▸ **PROBLEM STATEMENT**
Copy the items below word for word, starting at the first line and ending with the line that contains "Text: X: X (447, 212, 456, 225)".

▸ **MATERIAL TO PROCESS**

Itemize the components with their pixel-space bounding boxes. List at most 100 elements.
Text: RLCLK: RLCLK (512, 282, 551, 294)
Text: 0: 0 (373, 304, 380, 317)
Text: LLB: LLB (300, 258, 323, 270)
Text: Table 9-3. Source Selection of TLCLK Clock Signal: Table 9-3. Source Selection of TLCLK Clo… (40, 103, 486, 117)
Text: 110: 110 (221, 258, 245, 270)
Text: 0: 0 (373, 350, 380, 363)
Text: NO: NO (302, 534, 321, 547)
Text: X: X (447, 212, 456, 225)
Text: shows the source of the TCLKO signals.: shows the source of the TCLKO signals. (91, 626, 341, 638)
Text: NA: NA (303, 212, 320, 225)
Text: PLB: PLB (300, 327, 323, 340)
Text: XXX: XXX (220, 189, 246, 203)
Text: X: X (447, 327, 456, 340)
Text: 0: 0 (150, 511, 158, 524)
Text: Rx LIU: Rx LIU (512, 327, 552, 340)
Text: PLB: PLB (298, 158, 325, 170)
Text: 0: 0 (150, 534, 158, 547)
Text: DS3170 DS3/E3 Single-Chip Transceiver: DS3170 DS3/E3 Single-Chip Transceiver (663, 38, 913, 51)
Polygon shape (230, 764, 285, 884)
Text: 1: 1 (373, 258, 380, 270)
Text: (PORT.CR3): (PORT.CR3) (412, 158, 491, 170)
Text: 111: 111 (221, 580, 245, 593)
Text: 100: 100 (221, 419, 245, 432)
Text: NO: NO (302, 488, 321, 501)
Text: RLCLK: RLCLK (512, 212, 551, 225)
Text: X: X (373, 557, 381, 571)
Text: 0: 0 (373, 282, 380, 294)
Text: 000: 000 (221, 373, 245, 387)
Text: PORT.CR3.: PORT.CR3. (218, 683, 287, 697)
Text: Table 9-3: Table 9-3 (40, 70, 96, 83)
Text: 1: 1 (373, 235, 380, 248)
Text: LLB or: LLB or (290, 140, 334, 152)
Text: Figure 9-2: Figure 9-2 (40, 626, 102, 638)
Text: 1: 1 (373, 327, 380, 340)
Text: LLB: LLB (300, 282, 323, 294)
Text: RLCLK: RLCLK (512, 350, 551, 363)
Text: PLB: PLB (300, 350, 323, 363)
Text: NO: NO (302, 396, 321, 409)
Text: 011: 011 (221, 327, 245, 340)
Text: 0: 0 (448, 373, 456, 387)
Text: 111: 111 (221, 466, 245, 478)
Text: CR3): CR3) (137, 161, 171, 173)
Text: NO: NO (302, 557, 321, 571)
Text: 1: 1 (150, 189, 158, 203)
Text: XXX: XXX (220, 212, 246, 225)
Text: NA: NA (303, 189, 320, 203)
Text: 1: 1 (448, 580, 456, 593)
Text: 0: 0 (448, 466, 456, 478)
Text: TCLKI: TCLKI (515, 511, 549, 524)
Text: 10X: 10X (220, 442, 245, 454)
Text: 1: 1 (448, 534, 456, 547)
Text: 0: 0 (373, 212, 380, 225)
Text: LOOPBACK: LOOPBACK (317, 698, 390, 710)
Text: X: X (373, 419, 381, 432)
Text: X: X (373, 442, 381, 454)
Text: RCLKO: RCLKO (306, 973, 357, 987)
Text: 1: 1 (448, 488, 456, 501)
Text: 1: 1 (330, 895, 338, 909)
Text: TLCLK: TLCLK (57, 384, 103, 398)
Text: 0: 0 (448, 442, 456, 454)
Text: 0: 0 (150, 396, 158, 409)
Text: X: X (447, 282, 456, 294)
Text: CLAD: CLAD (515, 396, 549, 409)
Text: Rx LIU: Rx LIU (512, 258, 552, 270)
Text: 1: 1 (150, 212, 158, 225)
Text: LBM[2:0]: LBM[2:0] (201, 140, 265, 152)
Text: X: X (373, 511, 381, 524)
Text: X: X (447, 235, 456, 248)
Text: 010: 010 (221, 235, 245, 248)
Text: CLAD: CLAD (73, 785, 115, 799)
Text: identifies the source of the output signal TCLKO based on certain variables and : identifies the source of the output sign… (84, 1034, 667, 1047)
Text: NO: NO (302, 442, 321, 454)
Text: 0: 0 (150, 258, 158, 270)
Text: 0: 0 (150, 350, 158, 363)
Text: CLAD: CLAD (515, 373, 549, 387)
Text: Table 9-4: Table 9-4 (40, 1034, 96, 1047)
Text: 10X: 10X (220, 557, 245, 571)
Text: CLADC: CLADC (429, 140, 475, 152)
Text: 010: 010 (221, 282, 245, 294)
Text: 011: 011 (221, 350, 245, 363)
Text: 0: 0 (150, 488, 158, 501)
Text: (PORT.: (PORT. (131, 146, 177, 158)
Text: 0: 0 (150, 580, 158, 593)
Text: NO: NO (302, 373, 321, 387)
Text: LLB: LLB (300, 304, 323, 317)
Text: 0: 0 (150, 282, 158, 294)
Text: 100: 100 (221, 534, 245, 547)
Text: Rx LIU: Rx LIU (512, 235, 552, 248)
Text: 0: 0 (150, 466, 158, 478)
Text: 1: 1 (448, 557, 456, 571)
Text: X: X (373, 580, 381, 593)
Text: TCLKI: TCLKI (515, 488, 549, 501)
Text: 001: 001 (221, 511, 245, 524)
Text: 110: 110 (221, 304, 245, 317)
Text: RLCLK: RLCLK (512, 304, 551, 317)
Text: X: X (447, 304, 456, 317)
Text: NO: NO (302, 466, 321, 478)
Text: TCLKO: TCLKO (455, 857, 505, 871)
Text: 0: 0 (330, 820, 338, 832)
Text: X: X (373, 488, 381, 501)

▸ **RESPONSE TO THIS TASK**
Itemize the components with their pixel-space bounding boxes. List at most 100 elements.
Text: RLCLK: RLCLK (512, 282, 551, 294)
Text: 0: 0 (373, 304, 380, 317)
Text: LLB: LLB (300, 258, 323, 270)
Text: Table 9-3. Source Selection of TLCLK Clock Signal: Table 9-3. Source Selection of TLCLK Clo… (40, 103, 486, 117)
Text: 110: 110 (221, 258, 245, 270)
Text: 0: 0 (373, 350, 380, 363)
Text: NO: NO (302, 534, 321, 547)
Text: X: X (447, 212, 456, 225)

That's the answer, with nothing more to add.